Required work.
From the listing that follows, extract every line and set it down unaltered.

Working data.
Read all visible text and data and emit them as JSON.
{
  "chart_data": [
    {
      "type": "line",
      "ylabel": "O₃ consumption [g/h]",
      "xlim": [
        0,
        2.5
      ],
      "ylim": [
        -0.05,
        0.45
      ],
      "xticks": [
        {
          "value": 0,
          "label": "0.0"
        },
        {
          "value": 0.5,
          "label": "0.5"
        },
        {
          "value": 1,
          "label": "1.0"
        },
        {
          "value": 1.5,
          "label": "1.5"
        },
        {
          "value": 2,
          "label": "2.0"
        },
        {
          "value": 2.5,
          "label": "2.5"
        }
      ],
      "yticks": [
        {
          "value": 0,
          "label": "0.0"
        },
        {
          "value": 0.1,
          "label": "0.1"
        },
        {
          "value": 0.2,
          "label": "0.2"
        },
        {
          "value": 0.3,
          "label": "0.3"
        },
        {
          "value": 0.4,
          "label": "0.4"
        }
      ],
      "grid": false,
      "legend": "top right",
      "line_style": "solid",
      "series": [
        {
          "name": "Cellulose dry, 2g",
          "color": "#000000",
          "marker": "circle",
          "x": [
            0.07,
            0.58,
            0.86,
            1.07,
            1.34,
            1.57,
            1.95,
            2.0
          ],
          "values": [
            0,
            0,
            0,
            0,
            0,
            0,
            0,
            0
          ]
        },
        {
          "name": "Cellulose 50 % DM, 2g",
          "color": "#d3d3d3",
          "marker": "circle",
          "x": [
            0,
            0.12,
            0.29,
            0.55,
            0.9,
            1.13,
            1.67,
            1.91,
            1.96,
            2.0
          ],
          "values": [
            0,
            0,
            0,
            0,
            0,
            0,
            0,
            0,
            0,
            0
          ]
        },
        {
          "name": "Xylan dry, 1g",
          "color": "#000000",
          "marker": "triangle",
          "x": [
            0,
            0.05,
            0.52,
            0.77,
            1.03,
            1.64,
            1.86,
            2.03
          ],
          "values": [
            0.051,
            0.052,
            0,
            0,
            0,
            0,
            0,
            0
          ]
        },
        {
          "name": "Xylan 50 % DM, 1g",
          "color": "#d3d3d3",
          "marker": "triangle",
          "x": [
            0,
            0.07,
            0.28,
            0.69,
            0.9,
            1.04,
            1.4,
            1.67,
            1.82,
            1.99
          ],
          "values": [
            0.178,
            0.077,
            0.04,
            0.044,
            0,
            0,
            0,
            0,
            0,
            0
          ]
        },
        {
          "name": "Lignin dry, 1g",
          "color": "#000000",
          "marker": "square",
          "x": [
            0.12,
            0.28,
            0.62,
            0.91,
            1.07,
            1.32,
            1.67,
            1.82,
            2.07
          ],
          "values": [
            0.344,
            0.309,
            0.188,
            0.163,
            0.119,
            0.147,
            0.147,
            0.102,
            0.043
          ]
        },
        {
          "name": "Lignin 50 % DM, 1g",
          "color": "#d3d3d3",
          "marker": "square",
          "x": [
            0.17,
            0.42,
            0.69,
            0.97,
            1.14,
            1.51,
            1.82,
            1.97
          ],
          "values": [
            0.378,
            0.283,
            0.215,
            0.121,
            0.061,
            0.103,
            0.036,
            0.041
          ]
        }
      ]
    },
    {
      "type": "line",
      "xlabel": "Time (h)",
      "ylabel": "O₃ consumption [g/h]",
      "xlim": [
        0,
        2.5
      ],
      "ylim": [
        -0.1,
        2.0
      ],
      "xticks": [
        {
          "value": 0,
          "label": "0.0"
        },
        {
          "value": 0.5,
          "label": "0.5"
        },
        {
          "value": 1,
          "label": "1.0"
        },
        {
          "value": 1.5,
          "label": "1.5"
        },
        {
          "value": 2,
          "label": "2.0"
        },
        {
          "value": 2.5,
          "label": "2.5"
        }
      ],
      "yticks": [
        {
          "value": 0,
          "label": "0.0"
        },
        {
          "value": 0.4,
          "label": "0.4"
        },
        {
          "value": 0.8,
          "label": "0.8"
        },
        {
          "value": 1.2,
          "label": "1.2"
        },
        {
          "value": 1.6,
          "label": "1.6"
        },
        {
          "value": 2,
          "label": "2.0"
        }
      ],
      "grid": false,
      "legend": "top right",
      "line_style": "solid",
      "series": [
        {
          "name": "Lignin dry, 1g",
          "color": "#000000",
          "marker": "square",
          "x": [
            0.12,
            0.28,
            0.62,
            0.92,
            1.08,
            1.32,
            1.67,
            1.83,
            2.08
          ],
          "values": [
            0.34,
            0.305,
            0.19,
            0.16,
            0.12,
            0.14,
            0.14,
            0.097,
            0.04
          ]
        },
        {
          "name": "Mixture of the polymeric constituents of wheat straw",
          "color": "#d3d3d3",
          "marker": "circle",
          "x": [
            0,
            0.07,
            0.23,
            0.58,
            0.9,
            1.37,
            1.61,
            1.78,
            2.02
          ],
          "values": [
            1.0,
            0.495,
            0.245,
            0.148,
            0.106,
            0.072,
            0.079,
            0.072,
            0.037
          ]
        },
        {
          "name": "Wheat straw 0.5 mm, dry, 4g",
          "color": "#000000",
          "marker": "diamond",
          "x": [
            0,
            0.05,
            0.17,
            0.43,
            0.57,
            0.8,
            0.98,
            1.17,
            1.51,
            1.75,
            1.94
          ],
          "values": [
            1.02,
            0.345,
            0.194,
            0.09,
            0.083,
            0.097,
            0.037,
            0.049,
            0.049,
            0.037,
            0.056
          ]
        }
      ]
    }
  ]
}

Exercise output.
Read all visible text and data and emit them as JSON.
{
  "chart_data": [
    {
      "type": "line",
      "ylabel": "O₃ consumption [g/h]",
      "xlim": [
        0,
        2.5
      ],
      "ylim": [
        -0.05,
        0.45
      ],
      "xticks": [
        {
          "value": 0,
          "label": "0.0"
        },
        {
          "value": 0.5,
          "label": "0.5"
        },
        {
          "value": 1,
          "label": "1.0"
        },
        {
          "value": 1.5,
          "label": "1.5"
        },
        {
          "value": 2,
          "label": "2.0"
        },
        {
          "value": 2.5,
          "label": "2.5"
        }
      ],
      "yticks": [
        {
          "value": 0,
          "label": "0.0"
        },
        {
          "value": 0.1,
          "label": "0.1"
        },
        {
          "value": 0.2,
          "label": "0.2"
        },
        {
          "value": 0.3,
          "label": "0.3"
        },
        {
          "value": 0.4,
          "label": "0.4"
        }
      ],
      "grid": false,
      "legend": "top right",
      "line_style": "solid",
      "series": [
        {
          "name": "Cellulose dry, 2g",
          "color": "#000000",
          "marker": "circle",
          "x": [
            0.07,
            0.58,
            0.86,
            1.07,
            1.34,
            1.57,
            1.95,
            2.0
          ],
          "values": [
            0,
            0,
            0,
            0,
            0,
            0,
            0,
            0
          ]
        },
        {
          "name": "Cellulose 50 % DM, 2g",
          "color": "#d3d3d3",
          "marker": "circle",
          "x": [
            0,
            0.12,
            0.29,
            0.55,
            0.9,
            1.13,
            1.67,
            1.91,
            1.96,
            2.0
          ],
          "values": [
            0,
            0,
            0,
            0,
            0,
            0,
            0,
            0,
            0,
            0
          ]
        },
        {
          "name": "Xylan dry, 1g",
          "color": "#000000",
          "marker": "triangle",
          "x": [
            0,
            0.05,
            0.52,
            0.77,
            1.03,
            1.64,
            1.86,
            2.03
          ],
          "values": [
            0.051,
            0.052,
            0,
            0,
            0,
            0,
            0,
            0
          ]
        },
        {
          "name": "Xylan 50 % DM, 1g",
          "color": "#d3d3d3",
          "marker": "triangle",
          "x": [
            0,
            0.07,
            0.28,
            0.69,
            0.9,
            1.04,
            1.4,
            1.67,
            1.82,
            1.99
          ],
          "values": [
            0.178,
            0.077,
            0.04,
            0.044,
            0,
            0,
            0,
            0,
            0,
            0
          ]
        },
        {
          "name": "Lignin dry, 1g",
          "color": "#000000",
          "marker": "square",
          "x": [
            0.12,
            0.28,
            0.62,
            0.91,
            1.07,
            1.32,
            1.67,
            1.82,
            2.07
          ],
          "values": [
            0.344,
            0.309,
            0.188,
            0.163,
            0.119,
            0.147,
            0.147,
            0.102,
            0.043
          ]
        },
        {
          "name": "Lignin 50 % DM, 1g",
          "color": "#d3d3d3",
          "marker": "square",
          "x": [
            0.17,
            0.42,
            0.69,
            0.97,
            1.14,
            1.51,
            1.82,
            1.97
          ],
          "values": [
            0.378,
            0.283,
            0.215,
            0.121,
            0.061,
            0.103,
            0.036,
            0.041
          ]
        }
      ]
    },
    {
      "type": "line",
      "xlabel": "Time (h)",
      "ylabel": "O₃ consumption [g/h]",
      "xlim": [
        0,
        2.5
      ],
      "ylim": [
        -0.1,
        2.0
      ],
      "xticks": [
        {
          "value": 0,
          "label": "0.0"
        },
        {
          "value": 0.5,
          "label": "0.5"
        },
        {
          "value": 1,
          "label": "1.0"
        },
        {
          "value": 1.5,
          "label": "1.5"
        },
        {
          "value": 2,
          "label": "2.0"
        },
        {
          "value": 2.5,
          "label": "2.5"
        }
      ],
      "yticks": [
        {
          "value": 0,
          "label": "0.0"
        },
        {
          "value": 0.4,
          "label": "0.4"
        },
        {
          "value": 0.8,
          "label": "0.8"
        },
        {
          "value": 1.2,
          "label": "1.2"
        },
        {
          "value": 1.6,
          "label": "1.6"
        },
        {
          "value": 2,
          "label": "2.0"
        }
      ],
      "grid": false,
      "legend": "top right",
      "line_style": "solid",
      "series": [
        {
          "name": "Lignin dry, 1g",
          "color": "#000000",
          "marker": "square",
          "x": [
            0.12,
            0.28,
            0.62,
            0.92,
            1.08,
            1.32,
            1.67,
            1.83,
            2.08
          ],
          "values": [
            0.34,
            0.305,
            0.19,
            0.16,
            0.12,
            0.14,
            0.14,
            0.097,
            0.04
          ]
        },
        {
          "name": "Mixture of the polymeric constituents of wheat straw",
          "color": "#d3d3d3",
          "marker": "circle",
          "x": [
            0,
            0.07,
            0.23,
            0.58,
            0.9,
            1.37,
            1.61,
            1.78,
            2.02
          ],
          "values": [
            1.0,
            0.495,
            0.245,
            0.148,
            0.106,
            0.072,
            0.079,
            0.072,
            0.037
          ]
        },
        {
          "name": "Wheat straw 0.5 mm, dry, 4g",
          "color": "#000000",
          "marker": "diamond",
          "x": [
            0,
            0.05,
            0.17,
            0.43,
            0.57,
            0.8,
            0.98,
            1.17,
            1.51,
            1.75,
            1.94
          ],
          "values": [
            1.02,
            0.345,
            0.194,
            0.09,
            0.083,
            0.097,
            0.037,
            0.049,
            0.049,
            0.037,
            0.056
          ]
        }
      ]
    }
  ]
}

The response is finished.